Stated exercise:
Repeat the lines that follow, leaving nothing out.

Input records:

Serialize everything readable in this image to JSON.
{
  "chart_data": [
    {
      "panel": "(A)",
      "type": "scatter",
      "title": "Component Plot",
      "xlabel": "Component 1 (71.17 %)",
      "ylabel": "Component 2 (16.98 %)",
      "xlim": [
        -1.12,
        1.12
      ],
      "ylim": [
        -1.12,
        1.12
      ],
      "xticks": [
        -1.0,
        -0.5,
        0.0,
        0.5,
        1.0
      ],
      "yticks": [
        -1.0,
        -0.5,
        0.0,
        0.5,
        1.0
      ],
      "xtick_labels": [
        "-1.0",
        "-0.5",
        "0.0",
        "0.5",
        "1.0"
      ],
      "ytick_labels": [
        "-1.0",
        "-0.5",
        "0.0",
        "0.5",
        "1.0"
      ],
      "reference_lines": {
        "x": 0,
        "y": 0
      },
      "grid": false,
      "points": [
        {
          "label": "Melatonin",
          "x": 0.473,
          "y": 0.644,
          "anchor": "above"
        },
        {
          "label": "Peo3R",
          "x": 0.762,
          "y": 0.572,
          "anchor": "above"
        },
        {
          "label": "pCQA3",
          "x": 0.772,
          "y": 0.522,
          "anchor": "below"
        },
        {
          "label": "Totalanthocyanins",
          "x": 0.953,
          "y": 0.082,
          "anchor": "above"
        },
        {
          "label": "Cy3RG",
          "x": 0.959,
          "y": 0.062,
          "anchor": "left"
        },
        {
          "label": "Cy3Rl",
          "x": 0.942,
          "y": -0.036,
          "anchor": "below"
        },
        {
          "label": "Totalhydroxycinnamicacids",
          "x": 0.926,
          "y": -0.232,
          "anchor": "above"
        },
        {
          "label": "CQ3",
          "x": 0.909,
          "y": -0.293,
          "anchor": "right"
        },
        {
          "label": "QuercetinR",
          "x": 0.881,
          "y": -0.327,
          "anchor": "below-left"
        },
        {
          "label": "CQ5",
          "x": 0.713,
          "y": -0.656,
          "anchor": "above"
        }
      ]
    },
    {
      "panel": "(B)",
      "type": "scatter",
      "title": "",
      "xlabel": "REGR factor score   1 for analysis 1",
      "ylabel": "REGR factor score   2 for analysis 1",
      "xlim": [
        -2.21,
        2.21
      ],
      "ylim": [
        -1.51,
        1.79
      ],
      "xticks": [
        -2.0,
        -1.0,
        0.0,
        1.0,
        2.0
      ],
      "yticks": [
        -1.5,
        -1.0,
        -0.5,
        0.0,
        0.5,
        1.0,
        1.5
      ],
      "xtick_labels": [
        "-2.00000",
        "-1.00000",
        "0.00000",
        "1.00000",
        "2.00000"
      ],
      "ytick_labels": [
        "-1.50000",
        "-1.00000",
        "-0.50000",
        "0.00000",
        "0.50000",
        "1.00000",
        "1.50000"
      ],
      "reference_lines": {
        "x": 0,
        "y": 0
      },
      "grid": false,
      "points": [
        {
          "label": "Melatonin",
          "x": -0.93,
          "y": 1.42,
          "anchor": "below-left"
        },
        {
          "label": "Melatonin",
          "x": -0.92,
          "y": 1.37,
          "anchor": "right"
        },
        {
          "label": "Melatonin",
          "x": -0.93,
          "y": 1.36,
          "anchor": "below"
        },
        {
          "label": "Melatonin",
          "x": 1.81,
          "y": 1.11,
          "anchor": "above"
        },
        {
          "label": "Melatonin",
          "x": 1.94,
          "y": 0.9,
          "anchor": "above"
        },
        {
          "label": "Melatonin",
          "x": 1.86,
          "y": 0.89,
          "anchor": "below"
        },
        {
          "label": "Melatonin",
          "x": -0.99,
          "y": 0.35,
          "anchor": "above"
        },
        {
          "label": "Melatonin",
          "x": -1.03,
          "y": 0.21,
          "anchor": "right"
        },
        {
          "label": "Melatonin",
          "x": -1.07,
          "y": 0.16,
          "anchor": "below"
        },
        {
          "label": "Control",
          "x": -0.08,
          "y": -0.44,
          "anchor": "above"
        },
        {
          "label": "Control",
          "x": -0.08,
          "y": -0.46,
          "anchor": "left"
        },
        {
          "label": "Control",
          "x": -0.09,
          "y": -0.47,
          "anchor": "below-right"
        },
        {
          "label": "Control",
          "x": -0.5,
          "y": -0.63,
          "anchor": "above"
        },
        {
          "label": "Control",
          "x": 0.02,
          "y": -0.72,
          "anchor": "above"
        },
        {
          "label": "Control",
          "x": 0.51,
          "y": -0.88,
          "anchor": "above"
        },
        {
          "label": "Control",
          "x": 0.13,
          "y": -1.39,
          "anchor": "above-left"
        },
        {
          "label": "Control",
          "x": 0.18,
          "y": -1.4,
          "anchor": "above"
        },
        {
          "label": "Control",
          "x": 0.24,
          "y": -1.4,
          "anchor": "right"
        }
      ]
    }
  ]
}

Exercise output:
Serialize everything readable in this image to JSON.
{
  "chart_data": [
    {
      "panel": "(A)",
      "type": "scatter",
      "title": "Component Plot",
      "xlabel": "Component 1 (71.17 %)",
      "ylabel": "Component 2 (16.98 %)",
      "xlim": [
        -1.12,
        1.12
      ],
      "ylim": [
        -1.12,
        1.12
      ],
      "xticks": [
        -1.0,
        -0.5,
        0.0,
        0.5,
        1.0
      ],
      "yticks": [
        -1.0,
        -0.5,
        0.0,
        0.5,
        1.0
      ],
      "xtick_labels": [
        "-1.0",
        "-0.5",
        "0.0",
        "0.5",
        "1.0"
      ],
      "ytick_labels": [
        "-1.0",
        "-0.5",
        "0.0",
        "0.5",
        "1.0"
      ],
      "reference_lines": {
        "x": 0,
        "y": 0
      },
      "grid": false,
      "points": [
        {
          "label": "Melatonin",
          "x": 0.473,
          "y": 0.644,
          "anchor": "above"
        },
        {
          "label": "Peo3R",
          "x": 0.762,
          "y": 0.572,
          "anchor": "above"
        },
        {
          "label": "pCQA3",
          "x": 0.772,
          "y": 0.522,
          "anchor": "below"
        },
        {
          "label": "Totalanthocyanins",
          "x": 0.953,
          "y": 0.082,
          "anchor": "above"
        },
        {
          "label": "Cy3RG",
          "x": 0.959,
          "y": 0.062,
          "anchor": "left"
        },
        {
          "label": "Cy3Rl",
          "x": 0.942,
          "y": -0.036,
          "anchor": "below"
        },
        {
          "label": "Totalhydroxycinnamicacids",
          "x": 0.926,
          "y": -0.232,
          "anchor": "above"
        },
        {
          "label": "CQ3",
          "x": 0.909,
          "y": -0.293,
          "anchor": "right"
        },
        {
          "label": "QuercetinR",
          "x": 0.881,
          "y": -0.327,
          "anchor": "below-left"
        },
        {
          "label": "CQ5",
          "x": 0.713,
          "y": -0.656,
          "anchor": "above"
        }
      ]
    },
    {
      "panel": "(B)",
      "type": "scatter",
      "title": "",
      "xlabel": "REGR factor score   1 for analysis 1",
      "ylabel": "REGR factor score   2 for analysis 1",
      "xlim": [
        -2.21,
        2.21
      ],
      "ylim": [
        -1.51,
        1.79
      ],
      "xticks": [
        -2.0,
        -1.0,
        0.0,
        1.0,
        2.0
      ],
      "yticks": [
        -1.5,
        -1.0,
        -0.5,
        0.0,
        0.5,
        1.0,
        1.5
      ],
      "xtick_labels": [
        "-2.00000",
        "-1.00000",
        "0.00000",
        "1.00000",
        "2.00000"
      ],
      "ytick_labels": [
        "-1.50000",
        "-1.00000",
        "-0.50000",
        "0.00000",
        "0.50000",
        "1.00000",
        "1.50000"
      ],
      "reference_lines": {
        "x": 0,
        "y": 0
      },
      "grid": false,
      "points": [
        {
          "label": "Melatonin",
          "x": -0.93,
          "y": 1.42,
          "anchor": "below-left"
        },
        {
          "label": "Melatonin",
          "x": -0.92,
          "y": 1.37,
          "anchor": "right"
        },
        {
          "label": "Melatonin",
          "x": -0.93,
          "y": 1.36,
          "anchor": "below"
        },
        {
          "label": "Melatonin",
          "x": 1.81,
          "y": 1.11,
          "anchor": "above"
        },
        {
          "label": "Melatonin",
          "x": 1.94,
          "y": 0.9,
          "anchor": "above"
        },
        {
          "label": "Melatonin",
          "x": 1.86,
          "y": 0.89,
          "anchor": "below"
        },
        {
          "label": "Melatonin",
          "x": -0.99,
          "y": 0.35,
          "anchor": "above"
        },
        {
          "label": "Melatonin",
          "x": -1.03,
          "y": 0.21,
          "anchor": "right"
        },
        {
          "label": "Melatonin",
          "x": -1.07,
          "y": 0.16,
          "anchor": "below"
        },
        {
          "label": "Control",
          "x": -0.08,
          "y": -0.44,
          "anchor": "above"
        },
        {
          "label": "Control",
          "x": -0.08,
          "y": -0.46,
          "anchor": "left"
        },
        {
          "label": "Control",
          "x": -0.09,
          "y": -0.47,
          "anchor": "below-right"
        },
        {
          "label": "Control",
          "x": -0.5,
          "y": -0.63,
          "anchor": "above"
        },
        {
          "label": "Control",
          "x": 0.02,
          "y": -0.72,
          "anchor": "above"
        },
        {
          "label": "Control",
          "x": 0.51,
          "y": -0.88,
          "anchor": "above"
        },
        {
          "label": "Control",
          "x": 0.13,
          "y": -1.39,
          "anchor": "above-left"
        },
        {
          "label": "Control",
          "x": 0.18,
          "y": -1.4,
          "anchor": "above"
        },
        {
          "label": "Control",
          "x": 0.24,
          "y": -1.4,
          "anchor": "right"
        }
      ]
    }
  ]
}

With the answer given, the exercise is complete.